→ Required task: The records below are to be copied word for word, with every picture left out.

→ Records shown:

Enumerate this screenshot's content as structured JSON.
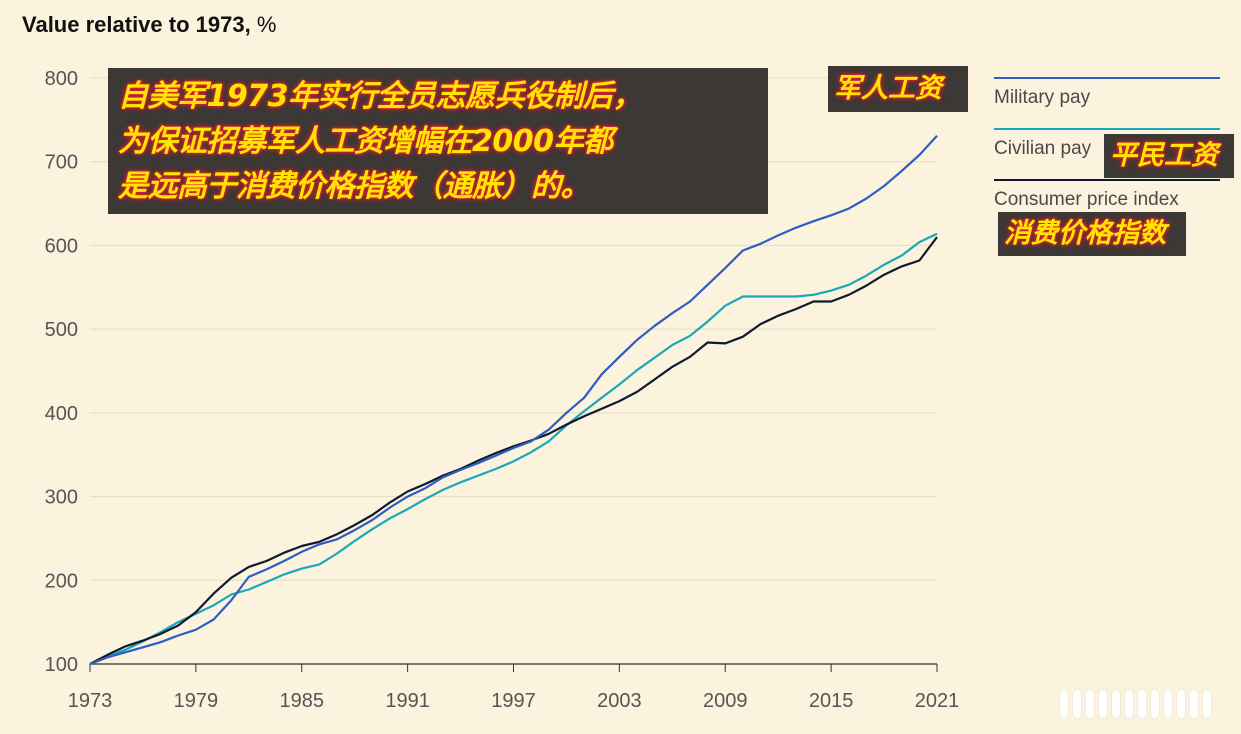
{
  "chart_data": {
    "type": "line",
    "title": "Value relative to 1973,",
    "title_unit": "%",
    "xlabel": "",
    "ylabel": "",
    "xlim": [
      1973,
      2021
    ],
    "ylim": [
      100,
      800
    ],
    "x_ticks": [
      "1973",
      "1979",
      "1985",
      "1991",
      "1997",
      "2003",
      "2009",
      "2015",
      "2021"
    ],
    "y_ticks": [
      "100",
      "200",
      "300",
      "400",
      "500",
      "600",
      "700",
      "800"
    ],
    "grid": "horizontal",
    "legend_position": "right",
    "x": [
      1973,
      1974,
      1975,
      1976,
      1977,
      1978,
      1979,
      1980,
      1981,
      1982,
      1983,
      1984,
      1985,
      1986,
      1987,
      1988,
      1989,
      1990,
      1991,
      1992,
      1993,
      1994,
      1995,
      1996,
      1997,
      1998,
      1999,
      2000,
      2001,
      2002,
      2003,
      2004,
      2005,
      2006,
      2007,
      2008,
      2009,
      2010,
      2011,
      2012,
      2013,
      2014,
      2015,
      2016,
      2017,
      2018,
      2019,
      2020,
      2021
    ],
    "series": [
      {
        "name": "Military pay",
        "color": "#2f5cc4",
        "values": [
          100,
          108,
          114,
          120,
          126,
          134,
          141,
          153,
          176,
          204,
          213,
          223,
          234,
          243,
          249,
          260,
          272,
          287,
          300,
          310,
          323,
          332,
          340,
          349,
          358,
          366,
          380,
          400,
          418,
          446,
          467,
          487,
          504,
          519,
          533,
          553,
          573,
          594,
          602,
          612,
          621,
          629,
          636,
          644,
          656,
          671,
          689,
          708,
          731
        ]
      },
      {
        "name": "Civilian pay",
        "color": "#18a8b7",
        "values": [
          100,
          109,
          117,
          127,
          138,
          150,
          160,
          170,
          183,
          189,
          198,
          207,
          214,
          219,
          232,
          247,
          261,
          274,
          285,
          297,
          308,
          317,
          325,
          333,
          342,
          353,
          366,
          385,
          402,
          418,
          434,
          451,
          466,
          481,
          492,
          509,
          528,
          539,
          539,
          539,
          539,
          541,
          546,
          553,
          564,
          577,
          588,
          604,
          614
        ]
      },
      {
        "name": "Consumer price index",
        "color": "#0e1a2e",
        "values": [
          100,
          111,
          121,
          128,
          136,
          146,
          162,
          184,
          203,
          216,
          223,
          233,
          241,
          246,
          255,
          266,
          278,
          293,
          306,
          315,
          325,
          333,
          343,
          352,
          360,
          367,
          375,
          386,
          396,
          405,
          414,
          425,
          440,
          455,
          467,
          484,
          483,
          491,
          506,
          516,
          524,
          533,
          533,
          541,
          552,
          565,
          575,
          582,
          610
        ]
      }
    ]
  },
  "legend": [
    {
      "label": "Military pay",
      "color": "#2f5cc4"
    },
    {
      "label": "Civilian pay",
      "color": "#18a8b7"
    },
    {
      "label": "Consumer price index",
      "color": "#0e1a2e"
    }
  ],
  "annotations": {
    "main_line1": "自美军1973年实行全员志愿兵役制后，",
    "main_line2": "为保证招募军人工资增幅在2000年都",
    "main_line3": "是远高于消费价格指数（通胀）的。",
    "military_label": "军人工资",
    "civilian_label": "平民工资",
    "cpi_label": "消费价格指数"
  }
}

→ Solution to this exercise:
Enumerate this screenshot's content as structured JSON.
{
  "chart_data": {
    "type": "line",
    "title": "Value relative to 1973,",
    "title_unit": "%",
    "xlabel": "",
    "ylabel": "",
    "xlim": [
      1973,
      2021
    ],
    "ylim": [
      100,
      800
    ],
    "x_ticks": [
      "1973",
      "1979",
      "1985",
      "1991",
      "1997",
      "2003",
      "2009",
      "2015",
      "2021"
    ],
    "y_ticks": [
      "100",
      "200",
      "300",
      "400",
      "500",
      "600",
      "700",
      "800"
    ],
    "grid": "horizontal",
    "legend_position": "right",
    "x": [
      1973,
      1974,
      1975,
      1976,
      1977,
      1978,
      1979,
      1980,
      1981,
      1982,
      1983,
      1984,
      1985,
      1986,
      1987,
      1988,
      1989,
      1990,
      1991,
      1992,
      1993,
      1994,
      1995,
      1996,
      1997,
      1998,
      1999,
      2000,
      2001,
      2002,
      2003,
      2004,
      2005,
      2006,
      2007,
      2008,
      2009,
      2010,
      2011,
      2012,
      2013,
      2014,
      2015,
      2016,
      2017,
      2018,
      2019,
      2020,
      2021
    ],
    "series": [
      {
        "name": "Military pay",
        "color": "#2f5cc4",
        "values": [
          100,
          108,
          114,
          120,
          126,
          134,
          141,
          153,
          176,
          204,
          213,
          223,
          234,
          243,
          249,
          260,
          272,
          287,
          300,
          310,
          323,
          332,
          340,
          349,
          358,
          366,
          380,
          400,
          418,
          446,
          467,
          487,
          504,
          519,
          533,
          553,
          573,
          594,
          602,
          612,
          621,
          629,
          636,
          644,
          656,
          671,
          689,
          708,
          731
        ]
      },
      {
        "name": "Civilian pay",
        "color": "#18a8b7",
        "values": [
          100,
          109,
          117,
          127,
          138,
          150,
          160,
          170,
          183,
          189,
          198,
          207,
          214,
          219,
          232,
          247,
          261,
          274,
          285,
          297,
          308,
          317,
          325,
          333,
          342,
          353,
          366,
          385,
          402,
          418,
          434,
          451,
          466,
          481,
          492,
          509,
          528,
          539,
          539,
          539,
          539,
          541,
          546,
          553,
          564,
          577,
          588,
          604,
          614
        ]
      },
      {
        "name": "Consumer price index",
        "color": "#0e1a2e",
        "values": [
          100,
          111,
          121,
          128,
          136,
          146,
          162,
          184,
          203,
          216,
          223,
          233,
          241,
          246,
          255,
          266,
          278,
          293,
          306,
          315,
          325,
          333,
          343,
          352,
          360,
          367,
          375,
          386,
          396,
          405,
          414,
          425,
          440,
          455,
          467,
          484,
          483,
          491,
          506,
          516,
          524,
          533,
          533,
          541,
          552,
          565,
          575,
          582,
          610
        ]
      }
    ]
  },
  "legend": [
    {
      "label": "Military pay",
      "color": "#2f5cc4"
    },
    {
      "label": "Civilian pay",
      "color": "#18a8b7"
    },
    {
      "label": "Consumer price index",
      "color": "#0e1a2e"
    }
  ],
  "annotations": {
    "main_line1": "自美军1973年实行全员志愿兵役制后，",
    "main_line2": "为保证招募军人工资增幅在2000年都",
    "main_line3": "是远高于消费价格指数（通胀）的。",
    "military_label": "军人工资",
    "civilian_label": "平民工资",
    "cpi_label": "消费价格指数"
  }
}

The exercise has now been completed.